→ DATA SHOWN
===============

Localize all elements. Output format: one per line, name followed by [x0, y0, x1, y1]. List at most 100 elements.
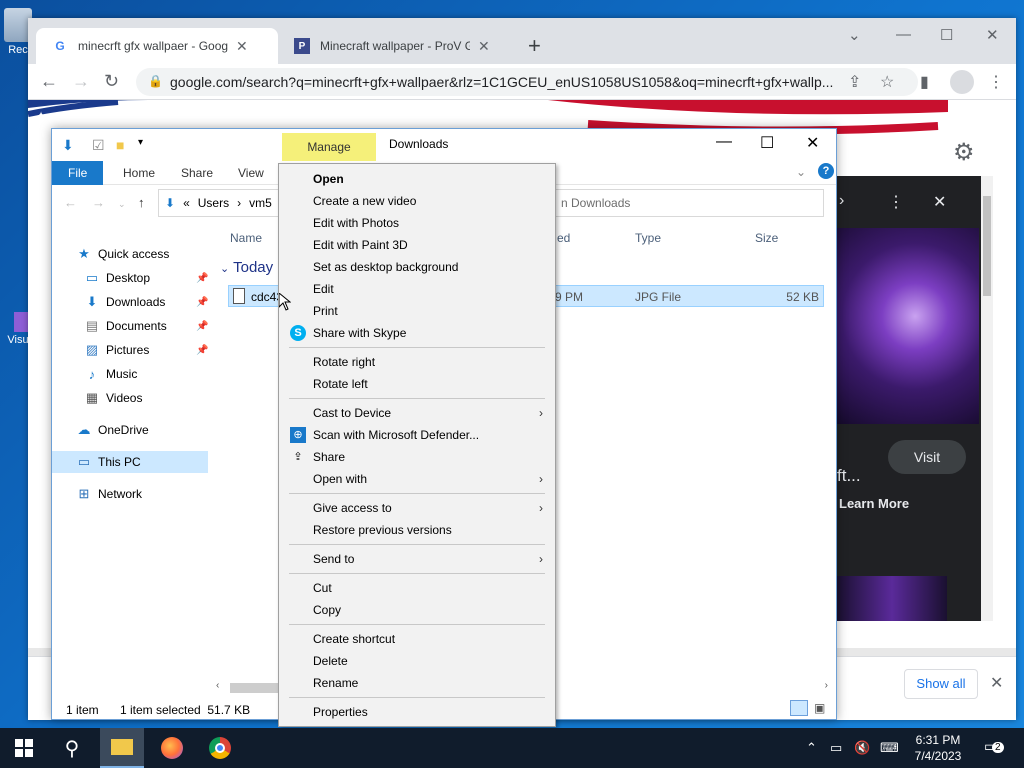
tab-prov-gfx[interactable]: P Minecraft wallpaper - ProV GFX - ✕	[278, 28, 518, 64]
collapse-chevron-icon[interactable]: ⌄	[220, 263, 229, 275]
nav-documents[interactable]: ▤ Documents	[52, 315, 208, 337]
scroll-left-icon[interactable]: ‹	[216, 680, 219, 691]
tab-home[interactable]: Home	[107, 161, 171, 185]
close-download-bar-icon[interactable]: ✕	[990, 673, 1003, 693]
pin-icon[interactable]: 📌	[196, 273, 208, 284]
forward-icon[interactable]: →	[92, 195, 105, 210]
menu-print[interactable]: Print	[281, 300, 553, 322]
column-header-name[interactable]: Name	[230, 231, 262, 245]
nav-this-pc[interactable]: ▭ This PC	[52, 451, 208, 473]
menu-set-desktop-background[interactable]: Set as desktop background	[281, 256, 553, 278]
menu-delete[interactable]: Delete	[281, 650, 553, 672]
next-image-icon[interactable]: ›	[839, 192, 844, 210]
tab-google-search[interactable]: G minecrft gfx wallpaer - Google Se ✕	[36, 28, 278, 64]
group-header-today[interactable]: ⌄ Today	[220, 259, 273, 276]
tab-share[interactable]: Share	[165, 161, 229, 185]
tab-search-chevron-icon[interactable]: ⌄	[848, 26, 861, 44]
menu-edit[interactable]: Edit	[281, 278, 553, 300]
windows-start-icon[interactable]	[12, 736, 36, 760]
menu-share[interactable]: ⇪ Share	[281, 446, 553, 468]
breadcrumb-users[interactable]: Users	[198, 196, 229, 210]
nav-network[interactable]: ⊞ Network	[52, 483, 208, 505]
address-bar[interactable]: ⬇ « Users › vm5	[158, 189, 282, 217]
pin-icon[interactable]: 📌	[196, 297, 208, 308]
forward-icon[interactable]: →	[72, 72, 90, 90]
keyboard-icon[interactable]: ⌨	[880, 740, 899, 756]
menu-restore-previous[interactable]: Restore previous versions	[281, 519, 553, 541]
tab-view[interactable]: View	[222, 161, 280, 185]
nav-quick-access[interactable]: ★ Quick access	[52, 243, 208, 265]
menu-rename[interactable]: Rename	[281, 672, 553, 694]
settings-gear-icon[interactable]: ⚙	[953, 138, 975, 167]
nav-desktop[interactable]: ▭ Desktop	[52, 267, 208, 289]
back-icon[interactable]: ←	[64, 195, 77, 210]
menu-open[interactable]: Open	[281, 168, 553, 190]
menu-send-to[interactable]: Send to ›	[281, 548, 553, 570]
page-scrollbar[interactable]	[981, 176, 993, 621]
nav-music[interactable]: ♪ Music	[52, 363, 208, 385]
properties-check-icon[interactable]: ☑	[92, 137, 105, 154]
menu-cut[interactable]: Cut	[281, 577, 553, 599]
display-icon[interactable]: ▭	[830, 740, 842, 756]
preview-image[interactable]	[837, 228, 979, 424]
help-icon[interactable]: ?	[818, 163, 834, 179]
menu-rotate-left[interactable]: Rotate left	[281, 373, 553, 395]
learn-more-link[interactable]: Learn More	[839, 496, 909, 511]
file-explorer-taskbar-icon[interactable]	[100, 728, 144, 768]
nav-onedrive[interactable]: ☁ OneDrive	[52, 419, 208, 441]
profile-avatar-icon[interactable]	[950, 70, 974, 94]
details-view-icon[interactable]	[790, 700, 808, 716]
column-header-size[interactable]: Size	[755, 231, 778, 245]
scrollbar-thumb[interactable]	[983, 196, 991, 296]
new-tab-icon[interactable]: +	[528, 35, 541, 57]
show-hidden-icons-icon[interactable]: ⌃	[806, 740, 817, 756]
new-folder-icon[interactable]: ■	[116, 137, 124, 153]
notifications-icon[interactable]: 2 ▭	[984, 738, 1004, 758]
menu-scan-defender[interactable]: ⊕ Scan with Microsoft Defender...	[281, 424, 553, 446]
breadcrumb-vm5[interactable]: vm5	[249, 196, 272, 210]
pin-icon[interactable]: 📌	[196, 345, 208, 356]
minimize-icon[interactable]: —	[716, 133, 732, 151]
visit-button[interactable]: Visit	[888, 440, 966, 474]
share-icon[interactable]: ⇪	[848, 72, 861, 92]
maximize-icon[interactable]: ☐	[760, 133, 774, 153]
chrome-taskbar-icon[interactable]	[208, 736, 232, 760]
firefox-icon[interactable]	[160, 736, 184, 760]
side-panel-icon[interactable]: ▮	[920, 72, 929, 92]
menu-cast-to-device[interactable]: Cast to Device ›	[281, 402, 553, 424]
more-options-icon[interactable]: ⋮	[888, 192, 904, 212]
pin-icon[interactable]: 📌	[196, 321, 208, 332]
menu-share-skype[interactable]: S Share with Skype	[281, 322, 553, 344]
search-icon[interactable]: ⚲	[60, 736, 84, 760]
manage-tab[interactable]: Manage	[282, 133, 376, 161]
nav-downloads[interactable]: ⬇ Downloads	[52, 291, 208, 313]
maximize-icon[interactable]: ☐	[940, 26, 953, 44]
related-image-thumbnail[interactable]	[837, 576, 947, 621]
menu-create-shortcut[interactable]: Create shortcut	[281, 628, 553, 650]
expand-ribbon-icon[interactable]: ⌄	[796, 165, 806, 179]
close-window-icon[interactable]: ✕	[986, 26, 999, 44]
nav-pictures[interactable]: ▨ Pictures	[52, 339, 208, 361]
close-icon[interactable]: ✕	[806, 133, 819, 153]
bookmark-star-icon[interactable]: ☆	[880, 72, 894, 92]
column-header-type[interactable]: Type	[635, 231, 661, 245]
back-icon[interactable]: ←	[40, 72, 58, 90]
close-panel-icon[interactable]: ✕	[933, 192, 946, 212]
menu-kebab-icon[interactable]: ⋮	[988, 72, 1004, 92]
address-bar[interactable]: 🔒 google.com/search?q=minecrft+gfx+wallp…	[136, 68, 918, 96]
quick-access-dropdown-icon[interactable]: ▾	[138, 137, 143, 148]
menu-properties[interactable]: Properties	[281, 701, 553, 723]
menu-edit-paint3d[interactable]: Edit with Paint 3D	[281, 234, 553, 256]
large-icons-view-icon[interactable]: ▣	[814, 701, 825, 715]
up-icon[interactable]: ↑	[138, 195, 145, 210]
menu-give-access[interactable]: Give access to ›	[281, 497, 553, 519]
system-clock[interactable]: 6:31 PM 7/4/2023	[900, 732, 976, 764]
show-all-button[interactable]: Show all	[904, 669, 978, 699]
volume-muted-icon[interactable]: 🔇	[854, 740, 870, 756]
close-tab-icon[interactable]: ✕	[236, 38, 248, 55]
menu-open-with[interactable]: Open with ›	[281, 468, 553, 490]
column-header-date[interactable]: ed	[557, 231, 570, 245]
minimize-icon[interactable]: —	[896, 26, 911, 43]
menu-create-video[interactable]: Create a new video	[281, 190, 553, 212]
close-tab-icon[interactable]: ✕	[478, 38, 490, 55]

===============

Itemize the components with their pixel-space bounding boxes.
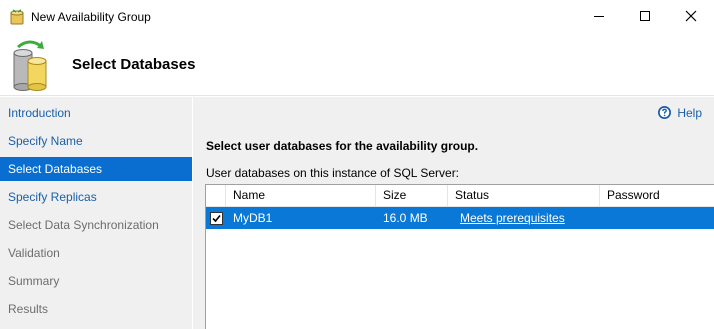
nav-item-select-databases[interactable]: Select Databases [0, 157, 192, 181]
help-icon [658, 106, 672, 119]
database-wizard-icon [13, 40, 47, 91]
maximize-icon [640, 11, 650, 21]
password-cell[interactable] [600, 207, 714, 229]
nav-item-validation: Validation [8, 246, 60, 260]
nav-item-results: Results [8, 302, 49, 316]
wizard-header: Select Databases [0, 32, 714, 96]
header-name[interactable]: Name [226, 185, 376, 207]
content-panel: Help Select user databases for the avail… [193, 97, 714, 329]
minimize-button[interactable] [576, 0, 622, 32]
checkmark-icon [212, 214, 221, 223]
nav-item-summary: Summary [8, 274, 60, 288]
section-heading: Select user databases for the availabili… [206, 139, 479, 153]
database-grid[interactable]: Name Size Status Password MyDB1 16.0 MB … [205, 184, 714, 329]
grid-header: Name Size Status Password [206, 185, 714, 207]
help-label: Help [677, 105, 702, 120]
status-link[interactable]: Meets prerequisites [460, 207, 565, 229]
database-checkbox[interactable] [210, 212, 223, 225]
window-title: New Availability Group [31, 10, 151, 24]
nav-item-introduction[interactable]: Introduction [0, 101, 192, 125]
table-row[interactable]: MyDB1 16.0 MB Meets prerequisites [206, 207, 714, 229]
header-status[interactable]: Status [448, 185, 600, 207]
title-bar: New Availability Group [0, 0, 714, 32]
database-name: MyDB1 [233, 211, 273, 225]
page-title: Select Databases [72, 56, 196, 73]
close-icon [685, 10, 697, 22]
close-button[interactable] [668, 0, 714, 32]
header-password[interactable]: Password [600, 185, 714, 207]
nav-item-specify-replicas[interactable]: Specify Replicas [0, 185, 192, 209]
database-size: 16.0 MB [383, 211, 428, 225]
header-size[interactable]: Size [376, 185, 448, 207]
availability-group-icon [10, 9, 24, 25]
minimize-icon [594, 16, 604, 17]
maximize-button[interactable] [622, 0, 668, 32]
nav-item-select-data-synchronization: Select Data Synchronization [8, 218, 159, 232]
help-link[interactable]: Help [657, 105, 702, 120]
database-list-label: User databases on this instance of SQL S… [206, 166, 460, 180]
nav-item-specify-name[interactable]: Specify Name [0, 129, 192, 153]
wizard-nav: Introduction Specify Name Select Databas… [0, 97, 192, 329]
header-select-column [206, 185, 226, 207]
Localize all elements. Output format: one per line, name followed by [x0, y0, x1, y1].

===============

→ TASK DETAILS
Reproduce word for word the part above that opens with the line containing "tab-prov-gfx[interactable]: P Minecraft" and closes with the line containing "161, 280, 185]", including both of those lines.

→ COMPLETED EXERCISE
tab-prov-gfx[interactable]: P Minecraft wallpaper - ProV GFX - ✕	[278, 28, 518, 64]
collapse-chevron-icon[interactable]: ⌄	[220, 263, 229, 275]
nav-documents[interactable]: ▤ Documents	[52, 315, 208, 337]
scroll-left-icon[interactable]: ‹	[216, 680, 219, 691]
tab-home[interactable]: Home	[107, 161, 171, 185]
close-download-bar-icon[interactable]: ✕	[990, 673, 1003, 693]
pin-icon[interactable]: 📌	[196, 273, 208, 284]
forward-icon[interactable]: →	[92, 195, 105, 210]
menu-print[interactable]: Print	[281, 300, 553, 322]
column-header-name[interactable]: Name	[230, 231, 262, 245]
nav-this-pc[interactable]: ▭ This PC	[52, 451, 208, 473]
menu-set-desktop-background[interactable]: Set as desktop background	[281, 256, 553, 278]
menu-delete[interactable]: Delete	[281, 650, 553, 672]
next-image-icon[interactable]: ›	[839, 192, 844, 210]
tab-google-search[interactable]: G minecrft gfx wallpaer - Google Se ✕	[36, 28, 278, 64]
group-header-today[interactable]: ⌄ Today	[220, 259, 273, 276]
tab-share[interactable]: Share	[165, 161, 229, 185]
tab-search-chevron-icon[interactable]: ⌄	[848, 26, 861, 44]
menu-edit[interactable]: Edit	[281, 278, 553, 300]
windows-start-icon[interactable]	[12, 736, 36, 760]
menu-share[interactable]: ⇪ Share	[281, 446, 553, 468]
breadcrumb-users[interactable]: Users	[198, 196, 229, 210]
nav-network[interactable]: ⊞ Network	[52, 483, 208, 505]
address-bar[interactable]: ⬇ « Users › vm5	[158, 189, 282, 217]
pin-icon[interactable]: 📌	[196, 297, 208, 308]
forward-icon[interactable]: →	[72, 72, 90, 90]
keyboard-icon[interactable]: ⌨	[880, 740, 899, 756]
menu-restore-previous[interactable]: Restore previous versions	[281, 519, 553, 541]
tab-view[interactable]: View	[222, 161, 280, 185]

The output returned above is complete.